[START]

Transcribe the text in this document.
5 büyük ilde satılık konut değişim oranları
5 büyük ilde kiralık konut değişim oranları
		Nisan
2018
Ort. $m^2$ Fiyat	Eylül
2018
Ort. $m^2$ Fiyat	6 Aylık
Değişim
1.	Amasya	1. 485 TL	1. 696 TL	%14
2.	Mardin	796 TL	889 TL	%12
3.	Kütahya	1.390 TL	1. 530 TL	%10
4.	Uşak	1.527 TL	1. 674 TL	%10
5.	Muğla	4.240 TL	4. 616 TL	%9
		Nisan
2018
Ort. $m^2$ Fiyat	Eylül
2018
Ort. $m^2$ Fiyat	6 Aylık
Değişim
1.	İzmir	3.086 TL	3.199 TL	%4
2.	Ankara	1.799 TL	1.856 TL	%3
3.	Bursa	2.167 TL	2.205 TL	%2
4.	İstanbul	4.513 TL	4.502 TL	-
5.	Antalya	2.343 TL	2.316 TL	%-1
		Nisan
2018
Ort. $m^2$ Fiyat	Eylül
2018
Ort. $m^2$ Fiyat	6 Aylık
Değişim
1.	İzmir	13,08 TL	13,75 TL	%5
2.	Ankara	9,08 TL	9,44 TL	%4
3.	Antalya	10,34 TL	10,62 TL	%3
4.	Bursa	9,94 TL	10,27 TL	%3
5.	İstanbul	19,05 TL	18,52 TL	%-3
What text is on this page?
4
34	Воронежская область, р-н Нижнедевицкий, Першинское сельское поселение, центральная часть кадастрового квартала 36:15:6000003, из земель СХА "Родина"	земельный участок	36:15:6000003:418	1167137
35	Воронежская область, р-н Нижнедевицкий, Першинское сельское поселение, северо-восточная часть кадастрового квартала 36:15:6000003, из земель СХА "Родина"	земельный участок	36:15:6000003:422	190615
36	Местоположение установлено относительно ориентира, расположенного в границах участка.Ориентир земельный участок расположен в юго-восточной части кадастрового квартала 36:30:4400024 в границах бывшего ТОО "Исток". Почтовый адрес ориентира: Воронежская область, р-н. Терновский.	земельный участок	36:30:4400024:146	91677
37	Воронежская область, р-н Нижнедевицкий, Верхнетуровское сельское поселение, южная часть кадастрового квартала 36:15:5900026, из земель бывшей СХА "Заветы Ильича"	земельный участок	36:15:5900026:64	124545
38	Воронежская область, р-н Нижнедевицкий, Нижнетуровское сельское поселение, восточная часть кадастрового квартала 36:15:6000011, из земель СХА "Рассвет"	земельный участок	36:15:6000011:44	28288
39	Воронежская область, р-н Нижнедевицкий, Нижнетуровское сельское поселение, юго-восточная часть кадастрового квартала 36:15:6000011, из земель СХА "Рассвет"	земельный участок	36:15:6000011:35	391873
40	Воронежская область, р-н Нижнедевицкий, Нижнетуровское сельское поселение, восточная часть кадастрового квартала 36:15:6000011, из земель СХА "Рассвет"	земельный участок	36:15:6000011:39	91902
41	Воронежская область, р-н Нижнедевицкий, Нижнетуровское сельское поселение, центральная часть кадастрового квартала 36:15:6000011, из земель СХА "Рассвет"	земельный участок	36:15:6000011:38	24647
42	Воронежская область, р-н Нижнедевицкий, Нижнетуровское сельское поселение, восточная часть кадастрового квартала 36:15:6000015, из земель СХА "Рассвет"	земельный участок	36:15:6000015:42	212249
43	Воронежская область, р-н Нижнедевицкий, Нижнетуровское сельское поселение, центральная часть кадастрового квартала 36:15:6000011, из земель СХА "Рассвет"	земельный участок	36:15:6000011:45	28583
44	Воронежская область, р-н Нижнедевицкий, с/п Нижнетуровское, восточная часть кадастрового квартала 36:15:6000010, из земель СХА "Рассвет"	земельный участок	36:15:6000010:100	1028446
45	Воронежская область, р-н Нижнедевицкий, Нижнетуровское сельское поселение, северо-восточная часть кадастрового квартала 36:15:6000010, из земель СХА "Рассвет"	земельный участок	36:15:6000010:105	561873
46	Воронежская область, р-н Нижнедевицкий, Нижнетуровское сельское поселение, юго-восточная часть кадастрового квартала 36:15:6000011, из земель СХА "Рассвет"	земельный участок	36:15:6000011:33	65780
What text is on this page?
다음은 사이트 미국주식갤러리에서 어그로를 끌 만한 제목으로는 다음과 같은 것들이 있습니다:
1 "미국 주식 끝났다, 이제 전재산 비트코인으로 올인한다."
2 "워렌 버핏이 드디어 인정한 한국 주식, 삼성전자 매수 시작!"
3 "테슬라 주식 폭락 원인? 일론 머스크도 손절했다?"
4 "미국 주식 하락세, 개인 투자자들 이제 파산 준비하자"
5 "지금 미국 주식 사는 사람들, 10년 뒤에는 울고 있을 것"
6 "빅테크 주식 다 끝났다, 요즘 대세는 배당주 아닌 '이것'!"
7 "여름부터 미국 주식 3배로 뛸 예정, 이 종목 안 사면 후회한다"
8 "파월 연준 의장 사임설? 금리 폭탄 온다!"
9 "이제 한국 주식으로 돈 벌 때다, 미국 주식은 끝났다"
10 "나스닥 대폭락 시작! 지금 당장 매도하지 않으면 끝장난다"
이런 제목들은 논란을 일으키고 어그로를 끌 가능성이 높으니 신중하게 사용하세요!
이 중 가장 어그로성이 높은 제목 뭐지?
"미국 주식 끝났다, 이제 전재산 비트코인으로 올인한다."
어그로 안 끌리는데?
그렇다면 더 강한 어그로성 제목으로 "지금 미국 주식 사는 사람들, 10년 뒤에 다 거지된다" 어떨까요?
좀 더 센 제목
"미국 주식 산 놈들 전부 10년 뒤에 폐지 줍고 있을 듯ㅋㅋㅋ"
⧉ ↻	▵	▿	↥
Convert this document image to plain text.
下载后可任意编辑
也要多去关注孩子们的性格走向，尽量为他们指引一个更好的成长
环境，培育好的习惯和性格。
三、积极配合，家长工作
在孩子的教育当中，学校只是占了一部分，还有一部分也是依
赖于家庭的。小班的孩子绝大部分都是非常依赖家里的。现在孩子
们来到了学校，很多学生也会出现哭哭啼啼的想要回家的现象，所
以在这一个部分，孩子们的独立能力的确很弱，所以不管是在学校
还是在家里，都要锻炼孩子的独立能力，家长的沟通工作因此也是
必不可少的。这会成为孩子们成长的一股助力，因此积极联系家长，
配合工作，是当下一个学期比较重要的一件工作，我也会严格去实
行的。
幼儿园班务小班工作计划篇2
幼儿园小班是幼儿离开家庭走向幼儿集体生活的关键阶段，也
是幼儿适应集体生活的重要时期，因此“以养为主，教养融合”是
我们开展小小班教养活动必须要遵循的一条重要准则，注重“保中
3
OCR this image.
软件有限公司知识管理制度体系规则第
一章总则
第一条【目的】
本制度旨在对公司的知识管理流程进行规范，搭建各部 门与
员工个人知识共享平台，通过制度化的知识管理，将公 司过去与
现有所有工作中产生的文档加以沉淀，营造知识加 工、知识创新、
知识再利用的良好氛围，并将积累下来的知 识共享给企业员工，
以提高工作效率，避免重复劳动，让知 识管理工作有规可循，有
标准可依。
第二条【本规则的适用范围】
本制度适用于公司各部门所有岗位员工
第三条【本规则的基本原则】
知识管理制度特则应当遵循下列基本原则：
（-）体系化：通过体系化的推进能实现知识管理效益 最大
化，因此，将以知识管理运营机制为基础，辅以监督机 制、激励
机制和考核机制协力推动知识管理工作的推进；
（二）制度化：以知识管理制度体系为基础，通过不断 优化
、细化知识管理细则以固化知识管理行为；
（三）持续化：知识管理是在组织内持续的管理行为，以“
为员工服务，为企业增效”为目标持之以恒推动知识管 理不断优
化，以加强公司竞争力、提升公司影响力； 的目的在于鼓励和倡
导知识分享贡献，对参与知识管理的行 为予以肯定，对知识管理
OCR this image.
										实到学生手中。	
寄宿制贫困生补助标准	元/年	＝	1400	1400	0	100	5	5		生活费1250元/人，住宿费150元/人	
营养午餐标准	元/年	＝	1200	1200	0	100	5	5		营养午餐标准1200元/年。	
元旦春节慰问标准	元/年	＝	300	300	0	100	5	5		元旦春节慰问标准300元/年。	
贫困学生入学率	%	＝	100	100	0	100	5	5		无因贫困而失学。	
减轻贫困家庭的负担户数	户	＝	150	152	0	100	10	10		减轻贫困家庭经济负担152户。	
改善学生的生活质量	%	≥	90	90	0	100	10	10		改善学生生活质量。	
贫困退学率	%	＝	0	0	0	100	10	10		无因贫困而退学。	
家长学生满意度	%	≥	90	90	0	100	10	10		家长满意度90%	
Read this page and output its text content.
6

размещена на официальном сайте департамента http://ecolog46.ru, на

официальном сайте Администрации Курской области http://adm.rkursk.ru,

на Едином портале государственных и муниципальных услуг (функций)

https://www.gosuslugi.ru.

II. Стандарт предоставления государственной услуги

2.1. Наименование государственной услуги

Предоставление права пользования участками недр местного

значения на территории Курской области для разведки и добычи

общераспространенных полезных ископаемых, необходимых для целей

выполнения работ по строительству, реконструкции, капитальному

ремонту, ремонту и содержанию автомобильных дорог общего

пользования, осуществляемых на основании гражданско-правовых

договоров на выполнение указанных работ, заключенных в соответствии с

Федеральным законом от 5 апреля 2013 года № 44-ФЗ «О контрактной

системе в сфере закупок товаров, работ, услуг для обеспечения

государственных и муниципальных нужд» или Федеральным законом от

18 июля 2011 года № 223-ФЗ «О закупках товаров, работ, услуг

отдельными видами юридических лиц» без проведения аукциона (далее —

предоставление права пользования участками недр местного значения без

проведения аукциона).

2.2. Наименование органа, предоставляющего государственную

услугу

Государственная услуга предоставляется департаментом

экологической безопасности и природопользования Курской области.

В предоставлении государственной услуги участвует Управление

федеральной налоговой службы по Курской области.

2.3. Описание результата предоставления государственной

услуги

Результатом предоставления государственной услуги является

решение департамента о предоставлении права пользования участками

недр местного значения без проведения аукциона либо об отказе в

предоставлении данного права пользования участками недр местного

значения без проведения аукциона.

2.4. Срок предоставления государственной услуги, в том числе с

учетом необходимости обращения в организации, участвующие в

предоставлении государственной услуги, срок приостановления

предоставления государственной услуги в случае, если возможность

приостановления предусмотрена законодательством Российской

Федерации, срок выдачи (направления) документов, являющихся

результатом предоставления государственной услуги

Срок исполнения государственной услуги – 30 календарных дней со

[END]

Show every line of the records above that contains the word "услуги".

- COMPLETE OUTPUT -
II. Стандарт предоставления государственной услуги
2.1. Наименование государственной услуги
В предоставлении государственной услуги участвует Управление
услуги
Результатом предоставления государственной услуги является
2.4. Срок предоставления государственной услуги, в том числе с
предоставлении государственной услуги, срок приостановления
предоставления государственной услуги в случае, если возможность
результатом предоставления государственной услуги
Срок исполнения государственной услуги – 30 календарных дней со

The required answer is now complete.